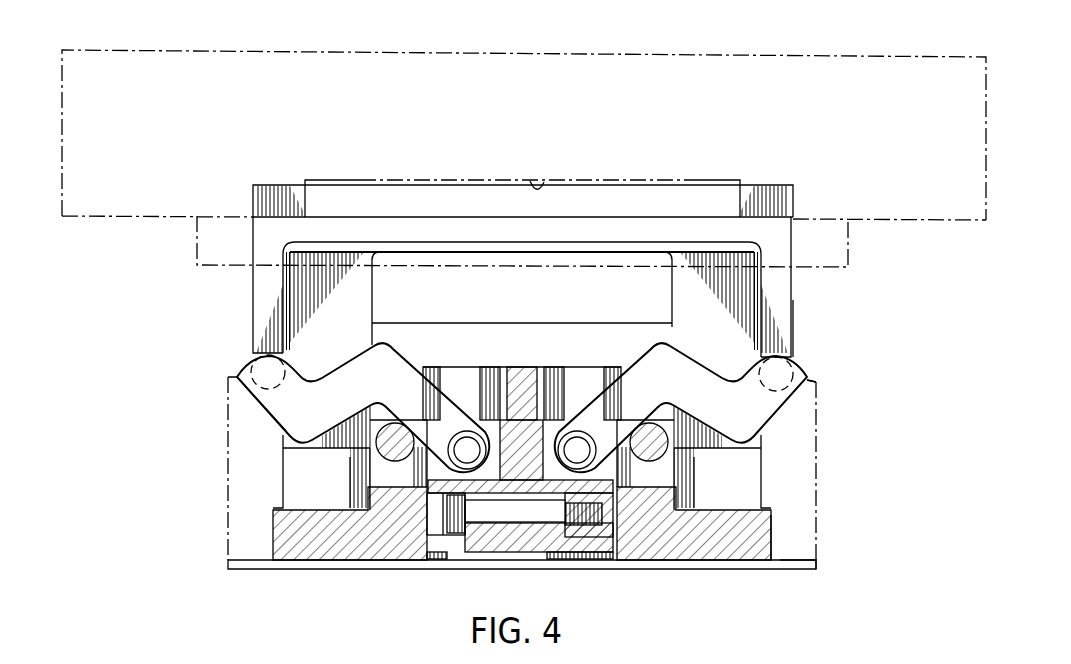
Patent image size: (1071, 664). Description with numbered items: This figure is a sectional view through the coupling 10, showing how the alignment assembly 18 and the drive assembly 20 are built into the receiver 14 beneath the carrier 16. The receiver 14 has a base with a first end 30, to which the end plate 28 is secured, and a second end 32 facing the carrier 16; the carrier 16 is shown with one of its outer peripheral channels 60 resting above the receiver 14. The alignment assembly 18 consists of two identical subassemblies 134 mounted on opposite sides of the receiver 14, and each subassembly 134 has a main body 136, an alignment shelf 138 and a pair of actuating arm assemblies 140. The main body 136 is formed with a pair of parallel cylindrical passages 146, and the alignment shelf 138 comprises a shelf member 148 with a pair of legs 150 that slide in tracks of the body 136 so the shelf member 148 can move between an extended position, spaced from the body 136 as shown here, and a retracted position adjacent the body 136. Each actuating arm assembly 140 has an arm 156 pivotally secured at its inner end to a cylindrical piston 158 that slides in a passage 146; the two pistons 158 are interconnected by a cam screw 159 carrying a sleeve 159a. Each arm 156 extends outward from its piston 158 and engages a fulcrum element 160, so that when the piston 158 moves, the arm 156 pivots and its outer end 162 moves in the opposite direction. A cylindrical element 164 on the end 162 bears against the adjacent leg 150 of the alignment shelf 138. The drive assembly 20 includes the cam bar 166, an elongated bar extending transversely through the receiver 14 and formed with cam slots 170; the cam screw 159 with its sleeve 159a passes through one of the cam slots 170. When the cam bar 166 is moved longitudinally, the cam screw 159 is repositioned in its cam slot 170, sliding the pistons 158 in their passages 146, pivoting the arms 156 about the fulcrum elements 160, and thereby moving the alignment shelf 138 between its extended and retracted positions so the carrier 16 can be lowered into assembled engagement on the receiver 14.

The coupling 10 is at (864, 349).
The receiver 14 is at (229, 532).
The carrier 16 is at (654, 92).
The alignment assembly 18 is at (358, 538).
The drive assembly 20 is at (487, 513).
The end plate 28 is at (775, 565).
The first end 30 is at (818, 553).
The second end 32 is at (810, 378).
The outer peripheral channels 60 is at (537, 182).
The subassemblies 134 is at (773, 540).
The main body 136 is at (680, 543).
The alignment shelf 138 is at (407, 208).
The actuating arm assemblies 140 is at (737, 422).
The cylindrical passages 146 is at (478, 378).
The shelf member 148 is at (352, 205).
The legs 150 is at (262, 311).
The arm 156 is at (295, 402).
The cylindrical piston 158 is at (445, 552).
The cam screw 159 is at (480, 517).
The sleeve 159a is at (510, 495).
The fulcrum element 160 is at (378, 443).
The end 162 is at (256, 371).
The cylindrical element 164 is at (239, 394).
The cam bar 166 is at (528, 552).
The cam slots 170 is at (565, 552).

════

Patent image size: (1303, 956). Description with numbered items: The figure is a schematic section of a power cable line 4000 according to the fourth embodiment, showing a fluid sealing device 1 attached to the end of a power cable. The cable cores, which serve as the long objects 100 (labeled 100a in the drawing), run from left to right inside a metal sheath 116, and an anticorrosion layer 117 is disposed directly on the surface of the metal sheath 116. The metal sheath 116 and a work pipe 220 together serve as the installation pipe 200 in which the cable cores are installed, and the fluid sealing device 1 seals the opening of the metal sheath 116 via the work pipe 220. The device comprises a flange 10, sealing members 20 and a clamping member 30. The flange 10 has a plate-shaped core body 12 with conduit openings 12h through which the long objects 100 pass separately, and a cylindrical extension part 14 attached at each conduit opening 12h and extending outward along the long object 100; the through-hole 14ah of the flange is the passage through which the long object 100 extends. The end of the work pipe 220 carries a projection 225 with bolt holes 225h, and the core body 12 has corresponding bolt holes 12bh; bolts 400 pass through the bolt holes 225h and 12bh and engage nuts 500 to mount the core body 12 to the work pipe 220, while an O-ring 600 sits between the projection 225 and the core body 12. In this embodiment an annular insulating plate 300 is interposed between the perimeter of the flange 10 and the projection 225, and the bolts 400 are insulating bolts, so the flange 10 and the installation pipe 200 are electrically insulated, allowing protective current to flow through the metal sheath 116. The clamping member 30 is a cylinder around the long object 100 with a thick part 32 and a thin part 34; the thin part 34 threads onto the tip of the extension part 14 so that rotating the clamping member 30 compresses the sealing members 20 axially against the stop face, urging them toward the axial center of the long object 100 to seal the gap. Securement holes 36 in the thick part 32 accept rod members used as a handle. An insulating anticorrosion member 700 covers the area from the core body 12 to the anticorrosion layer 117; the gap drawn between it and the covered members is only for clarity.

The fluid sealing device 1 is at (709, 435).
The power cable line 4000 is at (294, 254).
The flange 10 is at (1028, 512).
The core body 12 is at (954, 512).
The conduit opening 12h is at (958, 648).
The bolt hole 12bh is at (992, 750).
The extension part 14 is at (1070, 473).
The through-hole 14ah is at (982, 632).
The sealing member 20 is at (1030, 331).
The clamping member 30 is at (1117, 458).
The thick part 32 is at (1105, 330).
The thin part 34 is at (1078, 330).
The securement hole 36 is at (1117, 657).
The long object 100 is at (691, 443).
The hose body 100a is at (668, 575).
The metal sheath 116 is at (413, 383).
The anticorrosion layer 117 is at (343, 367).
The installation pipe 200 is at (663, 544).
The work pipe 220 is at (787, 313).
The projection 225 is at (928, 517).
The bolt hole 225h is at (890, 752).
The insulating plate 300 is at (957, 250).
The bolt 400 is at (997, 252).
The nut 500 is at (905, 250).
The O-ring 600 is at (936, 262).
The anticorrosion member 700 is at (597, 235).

════

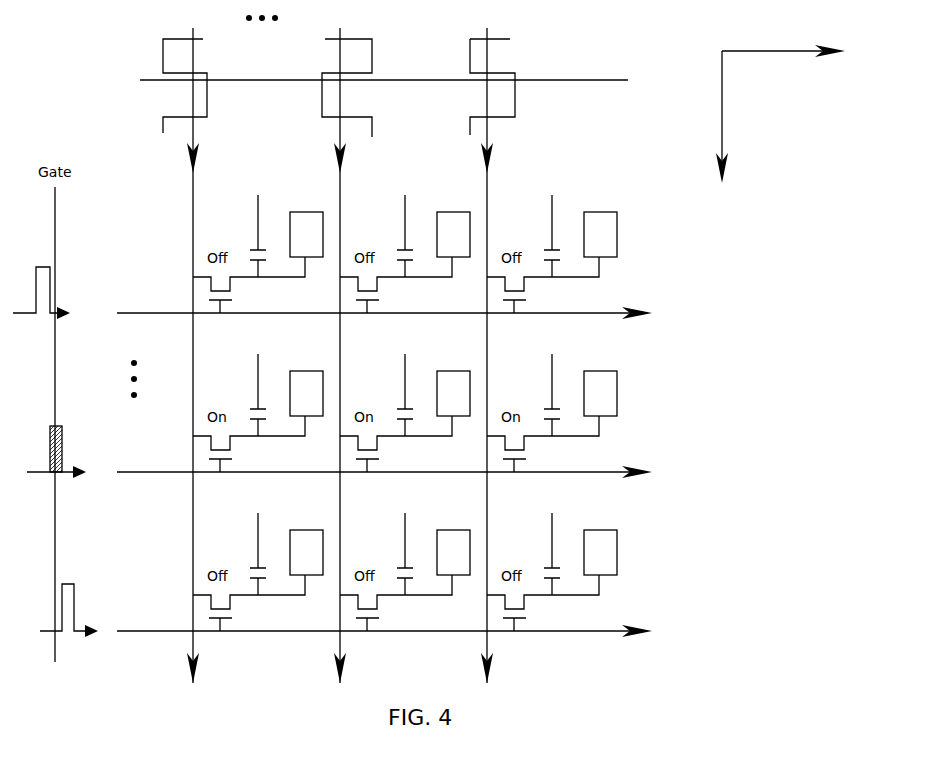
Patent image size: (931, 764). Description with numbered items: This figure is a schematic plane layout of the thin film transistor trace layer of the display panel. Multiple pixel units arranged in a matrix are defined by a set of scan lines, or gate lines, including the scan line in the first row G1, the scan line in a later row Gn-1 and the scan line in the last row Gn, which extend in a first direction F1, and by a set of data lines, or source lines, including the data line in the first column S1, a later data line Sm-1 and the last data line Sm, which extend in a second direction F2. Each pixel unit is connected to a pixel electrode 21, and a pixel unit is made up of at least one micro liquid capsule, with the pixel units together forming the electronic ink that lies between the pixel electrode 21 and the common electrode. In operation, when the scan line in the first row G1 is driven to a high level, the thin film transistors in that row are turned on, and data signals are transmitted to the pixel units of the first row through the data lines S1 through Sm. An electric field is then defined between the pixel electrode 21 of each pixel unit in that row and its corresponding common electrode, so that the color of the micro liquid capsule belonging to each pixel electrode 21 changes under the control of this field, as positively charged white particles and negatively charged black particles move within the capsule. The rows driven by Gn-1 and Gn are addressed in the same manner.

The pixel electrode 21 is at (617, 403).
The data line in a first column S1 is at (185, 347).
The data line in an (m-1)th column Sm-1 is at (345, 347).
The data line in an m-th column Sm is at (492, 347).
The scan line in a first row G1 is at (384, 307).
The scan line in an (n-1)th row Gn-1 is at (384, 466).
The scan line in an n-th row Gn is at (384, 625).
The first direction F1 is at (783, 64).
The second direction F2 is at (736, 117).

════

- _Task goal_: Please retype the material from the line with "Patent image size: (931, 764)." up to and including the line with "The second direction F2 is at (736, 117).".

- _Exercise result_:
Patent image size: (931, 764). Description with numbered items: This figure is a schematic plane layout of the thin film transistor trace layer of the display panel. Multiple pixel units arranged in a matrix are defined by a set of scan lines, or gate lines, including the scan line in the first row G1, the scan line in a later row Gn-1 and the scan line in the last row Gn, which extend in a first direction F1, and by a set of data lines, or source lines, including the data line in the first column S1, a later data line Sm-1 and the last data line Sm, which extend in a second direction F2. Each pixel unit is connected to a pixel electrode 21, and a pixel unit is made up of at least one micro liquid capsule, with the pixel units together forming the electronic ink that lies between the pixel electrode 21 and the common electrode. In operation, when the scan line in the first row G1 is driven to a high level, the thin film transistors in that row are turned on, and data signals are transmitted to the pixel units of the first row through the data lines S1 through Sm. An electric field is then defined between the pixel electrode 21 of each pixel unit in that row and its corresponding common electrode, so that the color of the micro liquid capsule belonging to each pixel electrode 21 changes under the control of this field, as positively charged white particles and negatively charged black particles move within the capsule. The rows driven by Gn-1 and Gn are addressed in the same manner.

The pixel electrode 21 is at (617, 403).
The data line in a first column S1 is at (185, 347).
The data line in an (m-1)th column Sm-1 is at (345, 347).
The data line in an m-th column Sm is at (492, 347).
The scan line in a first row G1 is at (384, 307).
The scan line in an (n-1)th row Gn-1 is at (384, 466).
The scan line in an n-th row Gn is at (384, 625).
The first direction F1 is at (783, 64).
The second direction F2 is at (736, 117).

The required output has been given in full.